#### SOURCE DOCUMENT
DISTRIBUTED ACOUSTIC MODELING WITH ... - Research at Google

Viewer
Transcript

DISTRIBUTED ACOUSTIC MODELING WITH BACK-OFF N-GRAMS Ciprian Chelba, Peng Xu, Fernando Pereira

Thomas Richardson

Google, Inc., 1600 Amphiteatre Pkwy, Mountain View, CA 94043, USA

Statistics Department Box 354322, University of Washington, Seattle, WA 98195, USA

ABSTRACT The paper proposes an approach to acoustic modeling that borrows from n-gram language modeling in an attempt to scale up both the amount of training data and model size (as measured by the number of parameters in the model) to approximately 100 times larger than current sizes used in ASR. Dealing with unseen phonetic contexts is accomplished using the familiar back-off technique used in language modeling due to implementation simplicity. The new acoustic model is estimated and stored using the MapReduce distributed computing infrastructure. Speech recognition experiments are carried out in an Nbest rescoring framework for Google Voice Search. 87,000 hours of training data is obtained in an unsupervised fashion by filtering utterances in Voice Search logs on ASR confidence. The resulting models are trained using maximum likelihood and contain 20-40 million Gaussians. They achieve relative reductions in WER of 11% and 6% over first-pass models trained using maximum likelihood, and boosted MMI, respectively. 1. INTRODUCTION The most common technique in dealing with data sparsity when estimating context-dependent HMMs in automatic speech recognition (ASR) is the well known decision tree (DT) state clustering approach [1]. To make sure the clustered states have enough data for reliable estimation, the algorithm guarantees a minimum number of frames at each context dependent state (leaf of the DT). At the other end of the spectrum, states for which there is a lot more training data than the minimum can have more mixture components. An effective way of sizing the GMM as a function of the number of frames n in training data is the varmix rule [2]: log(no. mix components) =

log(β) + α · log(n) (1)

#### PROVIDED RECORDS
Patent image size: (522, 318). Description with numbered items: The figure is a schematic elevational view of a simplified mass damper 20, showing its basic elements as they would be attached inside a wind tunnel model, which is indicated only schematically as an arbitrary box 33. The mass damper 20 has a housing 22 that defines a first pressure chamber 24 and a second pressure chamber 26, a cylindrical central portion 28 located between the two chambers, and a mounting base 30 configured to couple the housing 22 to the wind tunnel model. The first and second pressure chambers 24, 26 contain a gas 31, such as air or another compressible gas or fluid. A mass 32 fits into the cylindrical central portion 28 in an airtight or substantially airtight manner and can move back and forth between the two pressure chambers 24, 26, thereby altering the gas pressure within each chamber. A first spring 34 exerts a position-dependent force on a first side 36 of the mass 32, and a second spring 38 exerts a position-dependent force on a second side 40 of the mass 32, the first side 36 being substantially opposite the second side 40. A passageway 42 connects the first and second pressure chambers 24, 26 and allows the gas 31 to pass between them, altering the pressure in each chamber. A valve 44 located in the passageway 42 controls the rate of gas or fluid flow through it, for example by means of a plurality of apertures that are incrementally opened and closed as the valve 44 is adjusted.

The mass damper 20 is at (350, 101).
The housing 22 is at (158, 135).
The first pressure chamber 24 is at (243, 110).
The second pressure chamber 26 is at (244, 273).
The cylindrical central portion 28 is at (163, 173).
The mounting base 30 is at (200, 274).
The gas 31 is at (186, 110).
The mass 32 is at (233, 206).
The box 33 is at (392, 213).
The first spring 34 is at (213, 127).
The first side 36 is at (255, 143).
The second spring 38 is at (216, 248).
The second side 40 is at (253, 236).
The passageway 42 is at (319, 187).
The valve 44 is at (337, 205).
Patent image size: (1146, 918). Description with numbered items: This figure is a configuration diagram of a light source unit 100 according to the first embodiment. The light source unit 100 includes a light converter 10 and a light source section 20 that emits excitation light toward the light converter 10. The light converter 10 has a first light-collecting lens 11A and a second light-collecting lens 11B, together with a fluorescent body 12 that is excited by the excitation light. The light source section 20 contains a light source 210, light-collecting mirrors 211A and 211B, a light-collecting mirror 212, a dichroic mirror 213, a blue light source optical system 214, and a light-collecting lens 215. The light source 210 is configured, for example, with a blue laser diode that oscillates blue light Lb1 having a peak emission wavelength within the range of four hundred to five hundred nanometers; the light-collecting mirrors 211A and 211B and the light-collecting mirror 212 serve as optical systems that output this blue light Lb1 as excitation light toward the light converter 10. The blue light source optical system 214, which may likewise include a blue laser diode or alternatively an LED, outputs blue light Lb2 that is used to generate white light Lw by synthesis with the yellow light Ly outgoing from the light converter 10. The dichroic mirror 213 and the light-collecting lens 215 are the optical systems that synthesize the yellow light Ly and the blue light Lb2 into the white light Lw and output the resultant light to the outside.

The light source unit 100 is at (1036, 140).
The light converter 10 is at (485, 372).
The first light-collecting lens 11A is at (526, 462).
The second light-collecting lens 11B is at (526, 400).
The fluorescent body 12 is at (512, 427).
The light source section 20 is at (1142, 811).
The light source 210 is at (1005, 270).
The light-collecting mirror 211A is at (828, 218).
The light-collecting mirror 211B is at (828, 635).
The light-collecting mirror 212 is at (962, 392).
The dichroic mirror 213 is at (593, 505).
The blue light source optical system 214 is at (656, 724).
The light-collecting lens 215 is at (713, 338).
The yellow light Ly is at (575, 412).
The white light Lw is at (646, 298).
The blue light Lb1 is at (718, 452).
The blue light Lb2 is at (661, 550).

#### THE EXERCISE
List every person named as an author in the paper header on distributed acoustic modeling with back-off n-grams.

#### SOLUTION
Ciprian Chelba
Peng Xu
Fernando Pereira
Thomas Richardson